### DO THIS:
Copy out each line of the data holding "Input".

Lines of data

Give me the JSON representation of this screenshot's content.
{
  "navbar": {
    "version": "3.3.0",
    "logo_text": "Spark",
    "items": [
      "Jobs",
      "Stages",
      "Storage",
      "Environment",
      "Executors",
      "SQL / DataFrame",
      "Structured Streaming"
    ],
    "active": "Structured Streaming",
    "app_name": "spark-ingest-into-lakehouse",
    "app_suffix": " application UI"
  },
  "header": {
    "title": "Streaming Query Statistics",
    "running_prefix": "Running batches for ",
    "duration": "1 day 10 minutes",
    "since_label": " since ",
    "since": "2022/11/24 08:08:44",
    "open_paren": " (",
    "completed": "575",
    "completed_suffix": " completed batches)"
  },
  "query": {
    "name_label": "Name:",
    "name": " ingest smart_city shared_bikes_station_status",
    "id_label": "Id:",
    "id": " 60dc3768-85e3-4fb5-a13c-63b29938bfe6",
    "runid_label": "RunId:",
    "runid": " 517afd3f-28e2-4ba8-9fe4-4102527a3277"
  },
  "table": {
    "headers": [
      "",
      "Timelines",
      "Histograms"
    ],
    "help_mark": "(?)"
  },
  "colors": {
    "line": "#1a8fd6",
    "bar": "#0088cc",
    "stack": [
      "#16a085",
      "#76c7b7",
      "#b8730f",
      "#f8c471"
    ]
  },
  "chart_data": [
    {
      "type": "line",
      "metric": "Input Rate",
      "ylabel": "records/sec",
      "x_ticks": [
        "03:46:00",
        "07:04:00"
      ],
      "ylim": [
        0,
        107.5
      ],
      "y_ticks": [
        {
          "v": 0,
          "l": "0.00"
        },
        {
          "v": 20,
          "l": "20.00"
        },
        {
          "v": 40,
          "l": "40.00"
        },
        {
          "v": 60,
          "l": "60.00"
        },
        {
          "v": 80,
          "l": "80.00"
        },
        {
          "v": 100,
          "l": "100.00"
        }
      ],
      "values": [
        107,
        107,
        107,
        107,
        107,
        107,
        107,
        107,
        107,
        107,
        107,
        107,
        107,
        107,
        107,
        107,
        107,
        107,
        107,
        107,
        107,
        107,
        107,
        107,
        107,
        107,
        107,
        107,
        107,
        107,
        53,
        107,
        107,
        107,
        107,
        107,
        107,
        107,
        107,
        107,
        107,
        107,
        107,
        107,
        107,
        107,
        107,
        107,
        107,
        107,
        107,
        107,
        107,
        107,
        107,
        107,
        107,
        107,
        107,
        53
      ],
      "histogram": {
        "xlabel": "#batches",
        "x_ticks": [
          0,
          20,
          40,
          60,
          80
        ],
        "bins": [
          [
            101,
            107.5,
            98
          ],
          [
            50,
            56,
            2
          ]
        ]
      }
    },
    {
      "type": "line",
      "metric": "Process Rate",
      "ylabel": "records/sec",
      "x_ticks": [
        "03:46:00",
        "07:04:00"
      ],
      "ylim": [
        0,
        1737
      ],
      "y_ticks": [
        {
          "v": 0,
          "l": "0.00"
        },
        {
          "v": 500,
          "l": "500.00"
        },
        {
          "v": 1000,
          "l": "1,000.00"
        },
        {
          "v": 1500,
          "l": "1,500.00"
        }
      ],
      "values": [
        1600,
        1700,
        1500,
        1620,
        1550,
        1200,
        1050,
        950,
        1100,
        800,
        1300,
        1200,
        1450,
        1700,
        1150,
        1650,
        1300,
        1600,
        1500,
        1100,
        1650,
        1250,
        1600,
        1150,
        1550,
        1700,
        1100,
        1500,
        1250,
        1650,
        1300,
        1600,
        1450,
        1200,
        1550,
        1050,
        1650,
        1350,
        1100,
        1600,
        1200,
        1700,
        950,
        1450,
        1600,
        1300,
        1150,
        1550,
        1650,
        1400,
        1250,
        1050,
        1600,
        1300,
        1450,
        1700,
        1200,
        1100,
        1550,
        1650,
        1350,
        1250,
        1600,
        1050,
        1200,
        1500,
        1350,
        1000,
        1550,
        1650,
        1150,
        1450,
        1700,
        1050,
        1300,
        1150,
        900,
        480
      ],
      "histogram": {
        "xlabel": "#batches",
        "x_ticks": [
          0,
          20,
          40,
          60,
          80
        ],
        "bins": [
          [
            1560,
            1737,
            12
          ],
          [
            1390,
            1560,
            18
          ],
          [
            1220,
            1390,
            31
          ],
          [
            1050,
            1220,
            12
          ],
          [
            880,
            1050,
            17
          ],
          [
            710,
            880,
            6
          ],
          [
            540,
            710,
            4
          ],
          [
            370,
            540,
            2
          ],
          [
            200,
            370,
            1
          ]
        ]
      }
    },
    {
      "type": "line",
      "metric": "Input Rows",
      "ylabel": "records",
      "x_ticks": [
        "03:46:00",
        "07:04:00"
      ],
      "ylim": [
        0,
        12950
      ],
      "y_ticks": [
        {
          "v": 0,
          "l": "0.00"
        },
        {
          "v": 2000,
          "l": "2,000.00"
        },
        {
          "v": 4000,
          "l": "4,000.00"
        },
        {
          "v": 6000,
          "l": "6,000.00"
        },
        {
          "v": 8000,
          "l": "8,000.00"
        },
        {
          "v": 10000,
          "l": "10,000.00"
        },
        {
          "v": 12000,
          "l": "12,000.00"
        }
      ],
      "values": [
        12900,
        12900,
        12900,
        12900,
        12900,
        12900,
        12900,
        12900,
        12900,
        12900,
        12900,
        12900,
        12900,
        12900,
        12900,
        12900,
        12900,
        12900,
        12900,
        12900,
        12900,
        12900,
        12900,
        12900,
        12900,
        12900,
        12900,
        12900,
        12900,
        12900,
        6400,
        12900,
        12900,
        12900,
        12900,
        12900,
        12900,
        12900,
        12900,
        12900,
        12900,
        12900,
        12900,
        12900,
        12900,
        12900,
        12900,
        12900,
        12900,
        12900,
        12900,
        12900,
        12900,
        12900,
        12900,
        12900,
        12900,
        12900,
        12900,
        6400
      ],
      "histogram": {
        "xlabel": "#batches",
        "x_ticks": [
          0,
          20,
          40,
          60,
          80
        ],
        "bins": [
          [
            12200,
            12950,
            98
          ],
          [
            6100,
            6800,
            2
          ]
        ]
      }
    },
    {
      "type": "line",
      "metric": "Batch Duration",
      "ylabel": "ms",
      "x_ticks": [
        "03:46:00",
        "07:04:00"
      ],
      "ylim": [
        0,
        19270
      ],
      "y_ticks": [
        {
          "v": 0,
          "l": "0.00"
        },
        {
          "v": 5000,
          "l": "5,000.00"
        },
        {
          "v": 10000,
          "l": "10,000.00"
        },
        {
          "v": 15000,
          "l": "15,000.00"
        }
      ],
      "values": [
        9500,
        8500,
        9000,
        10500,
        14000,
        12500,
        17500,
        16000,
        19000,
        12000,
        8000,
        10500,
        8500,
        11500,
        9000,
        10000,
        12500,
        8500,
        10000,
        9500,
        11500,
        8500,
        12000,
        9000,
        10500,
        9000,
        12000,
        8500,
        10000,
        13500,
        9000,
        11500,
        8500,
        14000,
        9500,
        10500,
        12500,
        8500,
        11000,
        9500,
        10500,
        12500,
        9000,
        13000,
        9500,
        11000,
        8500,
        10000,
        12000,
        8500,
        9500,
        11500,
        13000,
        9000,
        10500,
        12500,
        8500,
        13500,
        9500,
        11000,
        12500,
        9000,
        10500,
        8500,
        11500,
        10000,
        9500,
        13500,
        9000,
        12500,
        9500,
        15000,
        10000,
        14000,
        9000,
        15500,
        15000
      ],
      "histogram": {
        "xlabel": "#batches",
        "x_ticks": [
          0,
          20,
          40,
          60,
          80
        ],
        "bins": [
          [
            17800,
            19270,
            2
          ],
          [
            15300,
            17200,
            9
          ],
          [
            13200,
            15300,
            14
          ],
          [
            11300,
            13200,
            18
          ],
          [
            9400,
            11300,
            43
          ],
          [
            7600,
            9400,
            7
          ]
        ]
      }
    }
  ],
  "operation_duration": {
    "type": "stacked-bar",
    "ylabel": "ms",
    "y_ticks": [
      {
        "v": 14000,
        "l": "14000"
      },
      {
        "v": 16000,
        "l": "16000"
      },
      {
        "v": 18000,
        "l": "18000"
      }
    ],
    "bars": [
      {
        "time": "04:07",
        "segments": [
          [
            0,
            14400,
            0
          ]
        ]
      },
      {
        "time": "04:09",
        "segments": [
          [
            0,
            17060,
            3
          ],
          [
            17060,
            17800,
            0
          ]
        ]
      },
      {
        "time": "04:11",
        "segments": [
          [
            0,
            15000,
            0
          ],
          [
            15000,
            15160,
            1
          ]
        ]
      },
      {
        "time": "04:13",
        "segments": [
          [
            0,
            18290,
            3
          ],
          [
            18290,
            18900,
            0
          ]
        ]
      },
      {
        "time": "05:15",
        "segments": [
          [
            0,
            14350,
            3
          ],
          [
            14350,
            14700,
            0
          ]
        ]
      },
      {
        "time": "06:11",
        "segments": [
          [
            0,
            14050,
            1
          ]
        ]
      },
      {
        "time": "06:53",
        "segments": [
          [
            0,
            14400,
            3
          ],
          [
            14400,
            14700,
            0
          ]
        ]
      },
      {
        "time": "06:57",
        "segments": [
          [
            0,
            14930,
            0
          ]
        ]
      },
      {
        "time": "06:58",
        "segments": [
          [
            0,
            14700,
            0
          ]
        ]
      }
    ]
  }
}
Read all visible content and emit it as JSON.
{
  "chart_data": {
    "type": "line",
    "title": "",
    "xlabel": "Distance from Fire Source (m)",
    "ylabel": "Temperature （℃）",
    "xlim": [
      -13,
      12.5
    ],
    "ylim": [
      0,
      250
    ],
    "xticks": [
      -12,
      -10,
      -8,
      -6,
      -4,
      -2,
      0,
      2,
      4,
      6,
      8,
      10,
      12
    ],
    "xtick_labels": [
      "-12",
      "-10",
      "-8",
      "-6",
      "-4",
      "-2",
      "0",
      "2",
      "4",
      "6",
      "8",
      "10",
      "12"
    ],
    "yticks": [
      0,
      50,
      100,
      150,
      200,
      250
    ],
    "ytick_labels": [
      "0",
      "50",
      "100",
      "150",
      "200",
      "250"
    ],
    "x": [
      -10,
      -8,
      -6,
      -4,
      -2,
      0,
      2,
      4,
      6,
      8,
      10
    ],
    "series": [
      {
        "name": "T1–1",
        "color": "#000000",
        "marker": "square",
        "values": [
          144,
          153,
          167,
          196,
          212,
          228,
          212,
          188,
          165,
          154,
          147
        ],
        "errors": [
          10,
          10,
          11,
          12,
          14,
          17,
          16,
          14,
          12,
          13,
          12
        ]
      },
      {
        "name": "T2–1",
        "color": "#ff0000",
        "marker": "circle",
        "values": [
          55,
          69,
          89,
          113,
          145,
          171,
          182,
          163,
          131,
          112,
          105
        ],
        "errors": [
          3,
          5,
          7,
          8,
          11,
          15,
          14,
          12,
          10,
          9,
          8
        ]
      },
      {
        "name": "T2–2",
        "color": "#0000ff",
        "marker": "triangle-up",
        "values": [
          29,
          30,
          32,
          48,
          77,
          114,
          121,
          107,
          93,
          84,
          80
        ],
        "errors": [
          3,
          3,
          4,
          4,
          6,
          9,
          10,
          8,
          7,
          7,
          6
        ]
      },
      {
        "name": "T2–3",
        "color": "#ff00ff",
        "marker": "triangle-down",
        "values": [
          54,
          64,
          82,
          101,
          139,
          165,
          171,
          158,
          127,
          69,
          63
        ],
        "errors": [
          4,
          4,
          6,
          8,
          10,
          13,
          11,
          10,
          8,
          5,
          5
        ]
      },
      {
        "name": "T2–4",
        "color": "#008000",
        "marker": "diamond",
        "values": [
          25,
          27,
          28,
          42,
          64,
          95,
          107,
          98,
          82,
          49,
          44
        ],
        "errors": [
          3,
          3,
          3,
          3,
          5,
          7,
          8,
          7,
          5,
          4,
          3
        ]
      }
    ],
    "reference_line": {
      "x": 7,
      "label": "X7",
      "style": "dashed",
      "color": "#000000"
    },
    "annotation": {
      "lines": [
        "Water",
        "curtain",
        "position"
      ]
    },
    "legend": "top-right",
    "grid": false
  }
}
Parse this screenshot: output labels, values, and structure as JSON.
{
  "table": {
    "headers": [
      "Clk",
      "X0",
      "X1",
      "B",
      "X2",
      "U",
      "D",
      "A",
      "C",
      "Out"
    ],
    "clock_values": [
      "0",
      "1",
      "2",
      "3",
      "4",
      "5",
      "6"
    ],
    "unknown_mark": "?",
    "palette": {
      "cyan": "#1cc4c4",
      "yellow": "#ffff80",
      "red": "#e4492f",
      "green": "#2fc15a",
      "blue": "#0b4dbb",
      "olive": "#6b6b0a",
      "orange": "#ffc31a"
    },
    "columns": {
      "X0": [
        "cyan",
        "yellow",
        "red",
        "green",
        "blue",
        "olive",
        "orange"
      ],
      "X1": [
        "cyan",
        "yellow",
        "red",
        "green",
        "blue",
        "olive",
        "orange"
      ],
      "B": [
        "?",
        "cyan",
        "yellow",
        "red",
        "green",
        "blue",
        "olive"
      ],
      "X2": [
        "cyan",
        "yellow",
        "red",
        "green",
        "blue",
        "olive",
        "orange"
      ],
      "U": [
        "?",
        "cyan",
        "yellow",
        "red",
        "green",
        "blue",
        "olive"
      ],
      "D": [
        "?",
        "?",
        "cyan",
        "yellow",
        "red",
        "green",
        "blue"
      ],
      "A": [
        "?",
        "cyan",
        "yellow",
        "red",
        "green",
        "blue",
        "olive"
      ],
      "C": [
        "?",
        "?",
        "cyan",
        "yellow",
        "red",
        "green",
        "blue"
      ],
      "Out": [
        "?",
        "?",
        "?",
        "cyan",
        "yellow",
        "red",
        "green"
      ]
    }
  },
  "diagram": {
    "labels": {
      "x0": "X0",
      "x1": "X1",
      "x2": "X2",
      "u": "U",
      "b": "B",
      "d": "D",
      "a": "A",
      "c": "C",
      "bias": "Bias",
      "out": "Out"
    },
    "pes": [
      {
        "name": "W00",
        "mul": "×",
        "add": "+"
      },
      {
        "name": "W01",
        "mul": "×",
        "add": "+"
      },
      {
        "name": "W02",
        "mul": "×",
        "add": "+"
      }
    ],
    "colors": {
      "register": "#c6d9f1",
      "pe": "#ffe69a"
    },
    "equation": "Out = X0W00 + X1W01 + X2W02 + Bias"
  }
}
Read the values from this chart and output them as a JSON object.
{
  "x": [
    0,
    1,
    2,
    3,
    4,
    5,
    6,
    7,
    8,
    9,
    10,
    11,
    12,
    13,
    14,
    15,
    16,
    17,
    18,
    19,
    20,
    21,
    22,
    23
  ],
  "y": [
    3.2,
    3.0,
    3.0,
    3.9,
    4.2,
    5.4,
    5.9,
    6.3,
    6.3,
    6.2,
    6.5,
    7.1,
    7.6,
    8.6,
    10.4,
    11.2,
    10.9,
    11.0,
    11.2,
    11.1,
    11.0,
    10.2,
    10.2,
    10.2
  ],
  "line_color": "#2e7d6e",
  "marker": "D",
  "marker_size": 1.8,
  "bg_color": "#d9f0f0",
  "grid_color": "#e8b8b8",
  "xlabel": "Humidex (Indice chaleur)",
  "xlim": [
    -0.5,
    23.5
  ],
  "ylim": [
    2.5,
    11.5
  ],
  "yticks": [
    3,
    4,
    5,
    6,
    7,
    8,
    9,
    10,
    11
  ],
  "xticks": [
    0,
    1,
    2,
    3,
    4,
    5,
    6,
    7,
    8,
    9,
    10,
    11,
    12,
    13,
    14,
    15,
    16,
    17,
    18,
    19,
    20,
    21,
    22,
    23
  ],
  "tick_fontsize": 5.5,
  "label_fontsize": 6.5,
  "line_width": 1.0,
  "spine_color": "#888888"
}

### TASK SOLUTION:
      "metric": "Input Rate",
      "metric": "Input Rows",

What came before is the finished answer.